[Stored items from a collection]
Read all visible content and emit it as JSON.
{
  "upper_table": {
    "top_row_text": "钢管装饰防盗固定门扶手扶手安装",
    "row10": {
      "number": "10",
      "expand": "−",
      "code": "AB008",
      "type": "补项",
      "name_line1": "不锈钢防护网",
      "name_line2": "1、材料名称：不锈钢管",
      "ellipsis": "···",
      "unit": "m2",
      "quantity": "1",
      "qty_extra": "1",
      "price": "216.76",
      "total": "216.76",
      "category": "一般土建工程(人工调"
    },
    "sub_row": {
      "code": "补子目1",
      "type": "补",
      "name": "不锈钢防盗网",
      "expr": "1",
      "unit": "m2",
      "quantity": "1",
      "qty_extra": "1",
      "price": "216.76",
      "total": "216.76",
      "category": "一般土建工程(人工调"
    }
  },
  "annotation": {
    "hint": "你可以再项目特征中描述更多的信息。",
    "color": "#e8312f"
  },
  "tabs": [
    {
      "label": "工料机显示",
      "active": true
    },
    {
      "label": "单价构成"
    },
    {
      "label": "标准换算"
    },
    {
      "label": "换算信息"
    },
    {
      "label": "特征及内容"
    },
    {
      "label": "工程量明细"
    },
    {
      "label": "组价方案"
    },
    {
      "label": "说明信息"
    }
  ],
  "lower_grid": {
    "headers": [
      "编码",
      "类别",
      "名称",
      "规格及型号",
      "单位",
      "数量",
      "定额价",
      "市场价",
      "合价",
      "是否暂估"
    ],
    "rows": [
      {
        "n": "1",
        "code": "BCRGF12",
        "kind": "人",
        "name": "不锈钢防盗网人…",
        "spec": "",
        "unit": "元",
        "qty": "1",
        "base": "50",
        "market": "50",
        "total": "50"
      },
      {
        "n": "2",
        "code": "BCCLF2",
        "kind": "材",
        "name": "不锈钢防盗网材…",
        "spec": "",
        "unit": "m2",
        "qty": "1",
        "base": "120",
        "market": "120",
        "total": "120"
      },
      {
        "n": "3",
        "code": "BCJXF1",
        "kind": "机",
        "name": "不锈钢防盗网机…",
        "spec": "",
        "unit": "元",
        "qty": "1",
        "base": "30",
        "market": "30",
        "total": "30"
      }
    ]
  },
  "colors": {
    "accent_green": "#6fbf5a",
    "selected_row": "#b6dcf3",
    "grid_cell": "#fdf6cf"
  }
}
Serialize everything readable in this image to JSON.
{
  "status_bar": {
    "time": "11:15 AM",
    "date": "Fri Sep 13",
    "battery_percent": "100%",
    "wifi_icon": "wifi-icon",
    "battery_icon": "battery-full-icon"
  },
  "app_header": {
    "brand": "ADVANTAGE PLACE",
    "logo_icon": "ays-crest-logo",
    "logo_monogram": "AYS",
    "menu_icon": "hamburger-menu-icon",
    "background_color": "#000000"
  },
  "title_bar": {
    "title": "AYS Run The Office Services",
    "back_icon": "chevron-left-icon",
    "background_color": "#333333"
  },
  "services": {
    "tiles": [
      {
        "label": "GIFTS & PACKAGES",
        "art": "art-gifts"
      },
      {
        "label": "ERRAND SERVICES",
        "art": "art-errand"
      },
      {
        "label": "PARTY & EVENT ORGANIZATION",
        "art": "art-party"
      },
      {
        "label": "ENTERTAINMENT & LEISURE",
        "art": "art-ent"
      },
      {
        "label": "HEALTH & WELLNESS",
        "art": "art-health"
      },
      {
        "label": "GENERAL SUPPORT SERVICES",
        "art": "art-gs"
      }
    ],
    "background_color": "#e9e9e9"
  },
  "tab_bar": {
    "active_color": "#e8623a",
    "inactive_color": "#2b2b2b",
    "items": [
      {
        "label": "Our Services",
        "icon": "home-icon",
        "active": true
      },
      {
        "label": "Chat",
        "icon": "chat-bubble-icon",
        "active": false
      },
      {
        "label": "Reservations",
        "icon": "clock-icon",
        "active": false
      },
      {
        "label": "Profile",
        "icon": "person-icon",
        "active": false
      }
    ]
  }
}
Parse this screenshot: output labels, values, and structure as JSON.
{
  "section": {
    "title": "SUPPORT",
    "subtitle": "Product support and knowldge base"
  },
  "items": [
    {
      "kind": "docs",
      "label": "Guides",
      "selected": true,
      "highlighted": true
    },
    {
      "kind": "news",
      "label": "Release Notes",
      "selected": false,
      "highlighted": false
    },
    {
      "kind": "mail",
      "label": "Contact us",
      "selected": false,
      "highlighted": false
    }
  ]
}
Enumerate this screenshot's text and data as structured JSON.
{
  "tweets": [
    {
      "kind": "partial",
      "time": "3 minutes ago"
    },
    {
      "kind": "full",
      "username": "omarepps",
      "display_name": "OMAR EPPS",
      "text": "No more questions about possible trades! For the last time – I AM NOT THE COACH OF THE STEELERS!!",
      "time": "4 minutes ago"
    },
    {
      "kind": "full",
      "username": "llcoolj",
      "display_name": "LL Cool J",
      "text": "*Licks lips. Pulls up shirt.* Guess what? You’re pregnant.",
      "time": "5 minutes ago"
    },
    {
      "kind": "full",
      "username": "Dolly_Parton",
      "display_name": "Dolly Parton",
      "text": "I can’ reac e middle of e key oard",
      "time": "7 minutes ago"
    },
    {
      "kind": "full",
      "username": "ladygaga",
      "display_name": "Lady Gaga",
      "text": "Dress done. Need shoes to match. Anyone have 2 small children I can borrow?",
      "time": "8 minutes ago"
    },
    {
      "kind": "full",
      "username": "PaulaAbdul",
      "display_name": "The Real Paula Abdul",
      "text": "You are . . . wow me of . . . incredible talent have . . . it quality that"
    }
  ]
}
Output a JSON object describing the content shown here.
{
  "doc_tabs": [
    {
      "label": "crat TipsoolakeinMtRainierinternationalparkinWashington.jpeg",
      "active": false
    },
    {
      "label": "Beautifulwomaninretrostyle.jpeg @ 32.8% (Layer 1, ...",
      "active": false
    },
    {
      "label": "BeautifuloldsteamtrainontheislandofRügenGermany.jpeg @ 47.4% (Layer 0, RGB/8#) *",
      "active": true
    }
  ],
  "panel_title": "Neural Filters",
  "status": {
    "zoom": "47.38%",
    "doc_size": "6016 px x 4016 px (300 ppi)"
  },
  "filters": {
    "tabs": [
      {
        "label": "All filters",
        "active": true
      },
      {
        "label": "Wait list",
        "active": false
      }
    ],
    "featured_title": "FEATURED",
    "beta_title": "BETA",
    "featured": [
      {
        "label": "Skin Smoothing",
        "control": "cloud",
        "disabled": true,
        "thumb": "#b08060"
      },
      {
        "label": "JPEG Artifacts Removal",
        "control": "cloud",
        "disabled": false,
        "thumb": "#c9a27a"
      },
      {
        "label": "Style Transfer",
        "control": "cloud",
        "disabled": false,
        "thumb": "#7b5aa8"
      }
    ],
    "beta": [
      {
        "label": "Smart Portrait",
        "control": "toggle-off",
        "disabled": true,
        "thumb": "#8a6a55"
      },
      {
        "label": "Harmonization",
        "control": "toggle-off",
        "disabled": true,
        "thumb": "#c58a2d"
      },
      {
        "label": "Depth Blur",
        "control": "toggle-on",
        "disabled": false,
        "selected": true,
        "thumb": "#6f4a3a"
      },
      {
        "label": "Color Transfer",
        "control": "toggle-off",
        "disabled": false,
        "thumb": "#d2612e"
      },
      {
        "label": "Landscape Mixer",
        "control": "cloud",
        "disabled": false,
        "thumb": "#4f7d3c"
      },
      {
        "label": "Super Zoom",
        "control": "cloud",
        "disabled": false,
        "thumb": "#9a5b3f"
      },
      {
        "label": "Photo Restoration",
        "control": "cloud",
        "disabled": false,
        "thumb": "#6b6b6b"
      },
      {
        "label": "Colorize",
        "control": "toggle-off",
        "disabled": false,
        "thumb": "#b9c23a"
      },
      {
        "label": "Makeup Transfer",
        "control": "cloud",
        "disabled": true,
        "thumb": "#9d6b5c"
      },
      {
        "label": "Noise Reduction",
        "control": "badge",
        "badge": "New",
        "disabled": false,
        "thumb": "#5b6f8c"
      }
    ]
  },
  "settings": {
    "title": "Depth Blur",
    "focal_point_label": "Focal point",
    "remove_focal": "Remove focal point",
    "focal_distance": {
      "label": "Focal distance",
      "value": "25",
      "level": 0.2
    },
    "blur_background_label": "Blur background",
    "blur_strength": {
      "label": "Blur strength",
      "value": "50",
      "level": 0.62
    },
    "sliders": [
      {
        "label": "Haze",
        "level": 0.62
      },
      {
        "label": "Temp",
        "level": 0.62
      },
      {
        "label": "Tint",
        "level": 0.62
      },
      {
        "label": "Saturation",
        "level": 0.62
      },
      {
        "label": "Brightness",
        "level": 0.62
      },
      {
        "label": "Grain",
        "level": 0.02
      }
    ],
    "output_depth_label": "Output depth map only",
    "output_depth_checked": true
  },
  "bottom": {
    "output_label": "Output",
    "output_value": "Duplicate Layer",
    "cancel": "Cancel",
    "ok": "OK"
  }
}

Exercise requirements
Return every line from the records above that holds the word "base".

Answer to this exercise
        "base": "50",
        "base": "120",
        "base": "30",
    "subtitle": "Product support and knowldge base"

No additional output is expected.